* [GIVEN EXERCISE]: Of all the lines in the records below, how many hold the word "HazardRatio"? Give the number alone.

╭─ RECORD EXTRACTS

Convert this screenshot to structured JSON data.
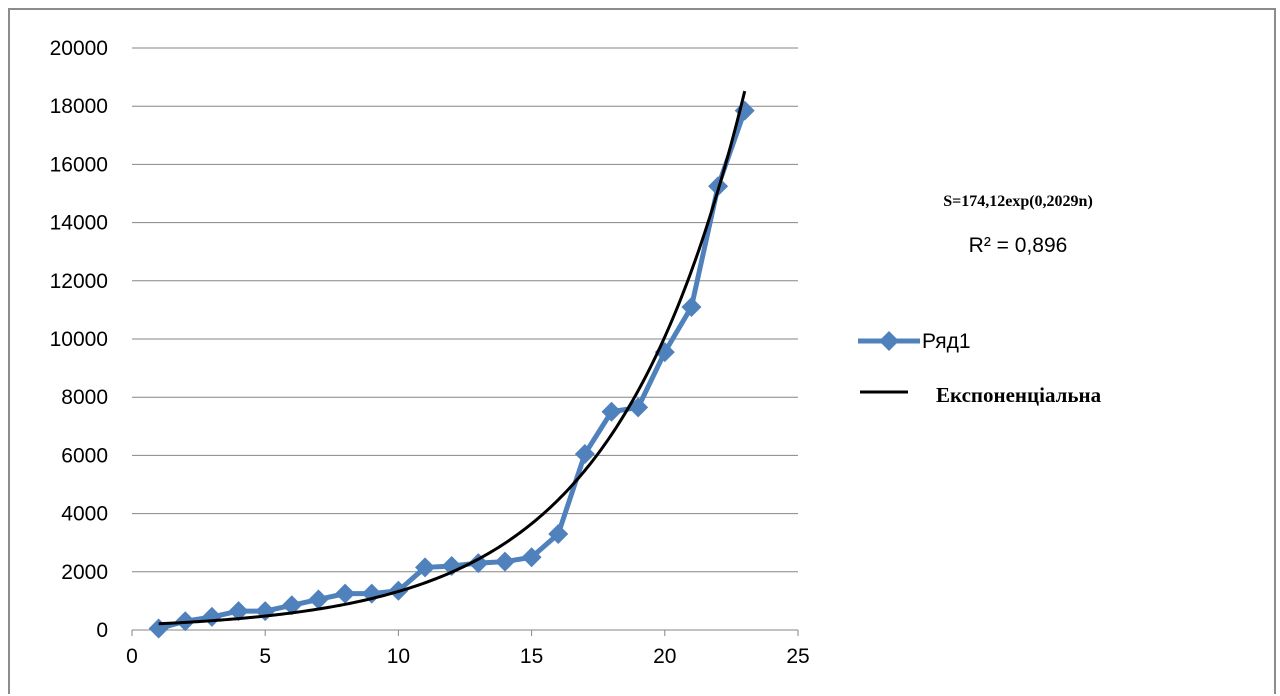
{
  "chart_data": {
    "type": "scatter",
    "title": "",
    "xlabel": "",
    "ylabel": "",
    "xlim": [
      0,
      25
    ],
    "ylim": [
      0,
      20000
    ],
    "x_ticks": [
      0,
      5,
      10,
      15,
      20,
      25
    ],
    "y_ticks": [
      0,
      2000,
      4000,
      6000,
      8000,
      10000,
      12000,
      14000,
      16000,
      18000,
      20000
    ],
    "grid": "horizontal",
    "legend_position": "right",
    "series": [
      {
        "name": "Ряд1",
        "color": "#4f81bd",
        "marker": "diamond",
        "x": [
          1,
          2,
          3,
          4,
          5,
          6,
          7,
          8,
          9,
          10,
          11,
          12,
          13,
          14,
          15,
          16,
          17,
          18,
          19,
          20,
          21,
          22,
          23
        ],
        "y": [
          50,
          300,
          450,
          650,
          650,
          850,
          1050,
          1250,
          1250,
          1350,
          2150,
          2200,
          2300,
          2350,
          2500,
          3300,
          6050,
          7500,
          7650,
          9550,
          11100,
          15250,
          17850
        ]
      }
    ],
    "trendline": {
      "name": "Експоненціальна",
      "color": "#000000",
      "type": "exponential",
      "a": 174.12,
      "b": 0.2029,
      "x_range": [
        1,
        23
      ],
      "equation": "S=174,12exp(0,2029n)",
      "r_squared": "R² = 0,896"
    }
  }
}
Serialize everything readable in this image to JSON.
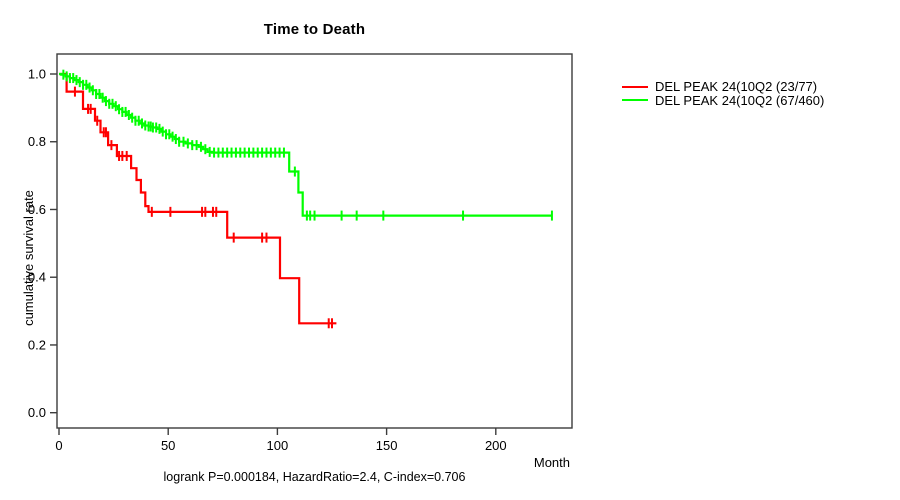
{
  "title": "Time to Death",
  "axes": {
    "ylabel": "cumulative survival rate",
    "xlabel": "Month"
  },
  "caption": "logrank P=0.000184, HazardRatio=2.4, C-index=0.706",
  "stats": {
    "logrank_p": "0.000184",
    "hazard_ratio": "2.4",
    "c_index": "0.706"
  },
  "legend": [
    {
      "label": "DEL PEAK 24(10Q2 (23/77)",
      "color": "#ff0000"
    },
    {
      "label": "DEL PEAK 24(10Q2 (67/460)",
      "color": "#00ff00"
    }
  ],
  "chart_data": {
    "type": "line",
    "subtype": "kaplan-meier-step",
    "title": "Time to Death",
    "xlabel": "Month",
    "ylabel": "cumulative survival rate",
    "xlim": [
      0,
      234
    ],
    "ylim": [
      0,
      1.0
    ],
    "x_ticks": [
      0,
      50,
      100,
      150,
      200
    ],
    "y_ticks": [
      1.0,
      0.8,
      0.6,
      0.4,
      0.2,
      0.0
    ],
    "grid": false,
    "legend_position": "right-outside",
    "annotation": "logrank P=0.000184, HazardRatio=2.4, C-index=0.706",
    "series": [
      {
        "name": "DEL PEAK 24(10Q2 (23/77)",
        "events_over_n": "23/77",
        "color": "#ff0000",
        "end_month": 127,
        "steps": [
          [
            0,
            1.0
          ],
          [
            3.5,
            0.948
          ],
          [
            11,
            0.897
          ],
          [
            16.5,
            0.862
          ],
          [
            19,
            0.828
          ],
          [
            22.5,
            0.79
          ],
          [
            26.5,
            0.758
          ],
          [
            33,
            0.722
          ],
          [
            35.5,
            0.687
          ],
          [
            37.5,
            0.65
          ],
          [
            39.5,
            0.61
          ],
          [
            41,
            0.593
          ],
          [
            77,
            0.517
          ],
          [
            101.2,
            0.397
          ],
          [
            110,
            0.264
          ]
        ],
        "censor_times": [
          7.3,
          13.3,
          14.5,
          17.5,
          20.5,
          21.5,
          24,
          27.5,
          29,
          31,
          42.5,
          51,
          65.5,
          67,
          70.5,
          72,
          80,
          93,
          95,
          123.5,
          125
        ]
      },
      {
        "name": "DEL PEAK 24(10Q2 (67/460)",
        "events_over_n": "67/460",
        "color": "#00ff00",
        "end_month": 225.7,
        "steps": [
          [
            0,
            1.0
          ],
          [
            1,
            0.998
          ],
          [
            3,
            0.993
          ],
          [
            5,
            0.988
          ],
          [
            7,
            0.982
          ],
          [
            9,
            0.976
          ],
          [
            11,
            0.968
          ],
          [
            13,
            0.96
          ],
          [
            15,
            0.952
          ],
          [
            17,
            0.941
          ],
          [
            19,
            0.93
          ],
          [
            21,
            0.92
          ],
          [
            23,
            0.912
          ],
          [
            25,
            0.905
          ],
          [
            27,
            0.896
          ],
          [
            29,
            0.888
          ],
          [
            31,
            0.879
          ],
          [
            33,
            0.871
          ],
          [
            35,
            0.862
          ],
          [
            37,
            0.854
          ],
          [
            39,
            0.848
          ],
          [
            41,
            0.845
          ],
          [
            43,
            0.842
          ],
          [
            45,
            0.838
          ],
          [
            47,
            0.83
          ],
          [
            49,
            0.822
          ],
          [
            51,
            0.815
          ],
          [
            53,
            0.808
          ],
          [
            55,
            0.8
          ],
          [
            58,
            0.795
          ],
          [
            61,
            0.79
          ],
          [
            64,
            0.785
          ],
          [
            66,
            0.778
          ],
          [
            68,
            0.77
          ],
          [
            70,
            0.768
          ],
          [
            105.4,
            0.712
          ],
          [
            109.6,
            0.65
          ],
          [
            111.6,
            0.582
          ]
        ],
        "censor_times": [
          2,
          3.5,
          5,
          6.5,
          8,
          9.5,
          11,
          12.5,
          14,
          15.5,
          17,
          18.5,
          20,
          21.5,
          23,
          24.5,
          26,
          27.5,
          29,
          30.5,
          32,
          33.5,
          35,
          36.5,
          38,
          39.5,
          41,
          42,
          43,
          44.5,
          46,
          47.5,
          49,
          50.5,
          52,
          53.5,
          55,
          57,
          59,
          61,
          63,
          65,
          67,
          69,
          71,
          73,
          75,
          77,
          79,
          81,
          83,
          85,
          87,
          89,
          91,
          93,
          95,
          97,
          99,
          101,
          103,
          108,
          113.5,
          115,
          117,
          129.4,
          136.3,
          148.5,
          185,
          225.7
        ]
      }
    ]
  }
}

╰─

* [WRITTEN RESPONSE]: 2